THE DATA:
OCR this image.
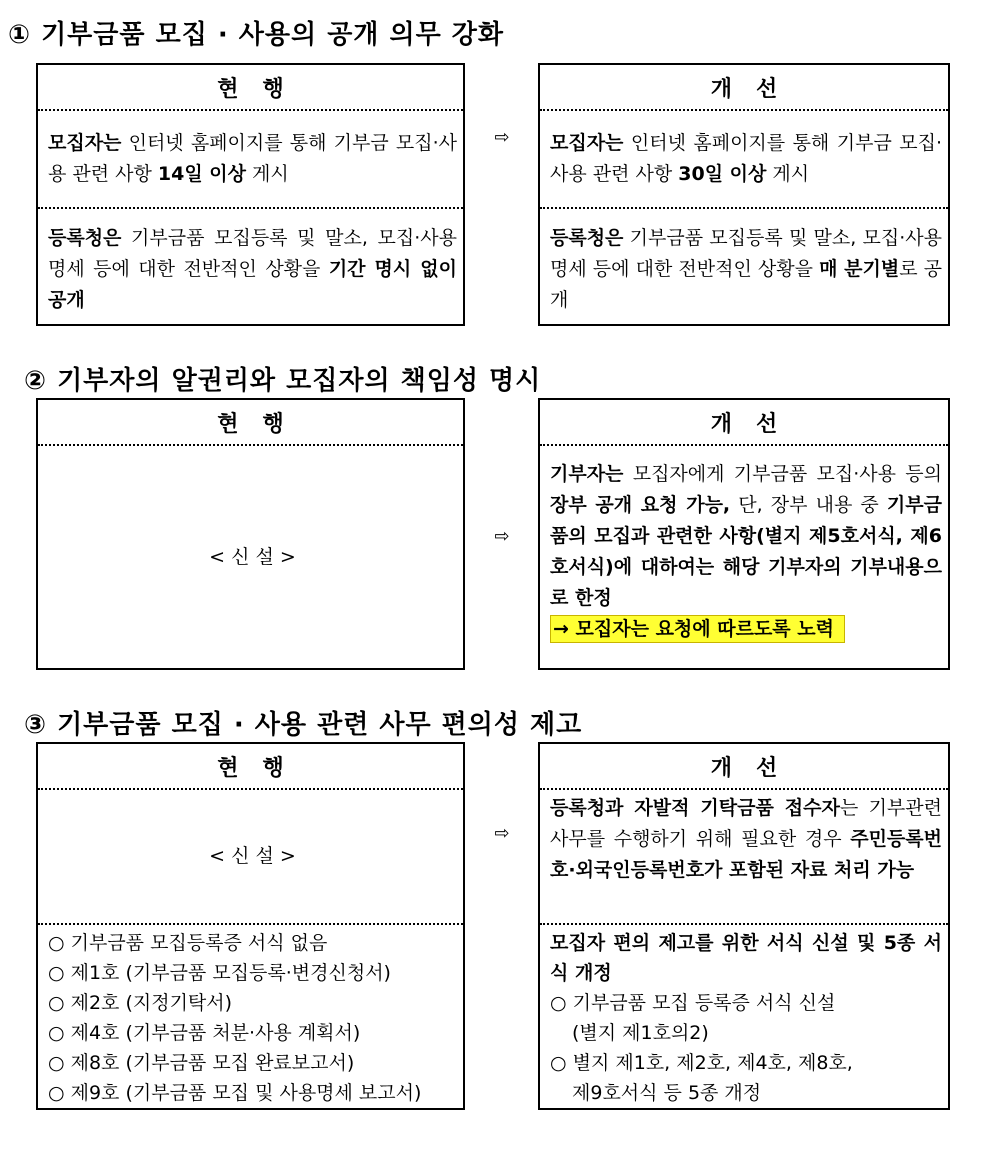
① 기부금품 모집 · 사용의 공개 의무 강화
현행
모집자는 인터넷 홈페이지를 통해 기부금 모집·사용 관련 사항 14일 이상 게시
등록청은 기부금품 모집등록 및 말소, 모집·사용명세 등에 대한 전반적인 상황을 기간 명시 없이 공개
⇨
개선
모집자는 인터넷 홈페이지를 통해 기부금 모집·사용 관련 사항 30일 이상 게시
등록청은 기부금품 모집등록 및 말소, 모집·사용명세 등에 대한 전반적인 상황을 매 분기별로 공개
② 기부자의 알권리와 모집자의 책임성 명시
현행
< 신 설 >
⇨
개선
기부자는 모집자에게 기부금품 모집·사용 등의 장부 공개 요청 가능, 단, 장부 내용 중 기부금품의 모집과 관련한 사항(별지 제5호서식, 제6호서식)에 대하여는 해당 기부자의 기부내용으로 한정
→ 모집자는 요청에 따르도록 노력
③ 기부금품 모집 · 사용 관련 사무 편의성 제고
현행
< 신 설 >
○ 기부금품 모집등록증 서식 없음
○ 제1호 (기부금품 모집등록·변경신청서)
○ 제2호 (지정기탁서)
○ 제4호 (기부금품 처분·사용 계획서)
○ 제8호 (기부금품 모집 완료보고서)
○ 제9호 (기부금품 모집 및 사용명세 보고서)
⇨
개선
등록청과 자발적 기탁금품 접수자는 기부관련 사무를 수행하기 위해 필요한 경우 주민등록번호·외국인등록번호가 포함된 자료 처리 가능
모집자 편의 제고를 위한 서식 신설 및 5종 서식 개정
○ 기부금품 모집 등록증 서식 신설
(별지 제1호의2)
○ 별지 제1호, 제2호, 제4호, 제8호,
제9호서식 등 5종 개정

TASK GOAL: Show the lines of the records that contain the word "사용명세".

COMPLETE ANSWER:
등록청은 기부금품 모집등록 및 말소, 모집·사용명세 등에 대한 전반적인 상황을 기간 명시 없이 공개
등록청은 기부금품 모집등록 및 말소, 모집·사용명세 등에 대한 전반적인 상황을 매 분기별로 공개
○ 제9호 (기부금품 모집 및 사용명세 보고서)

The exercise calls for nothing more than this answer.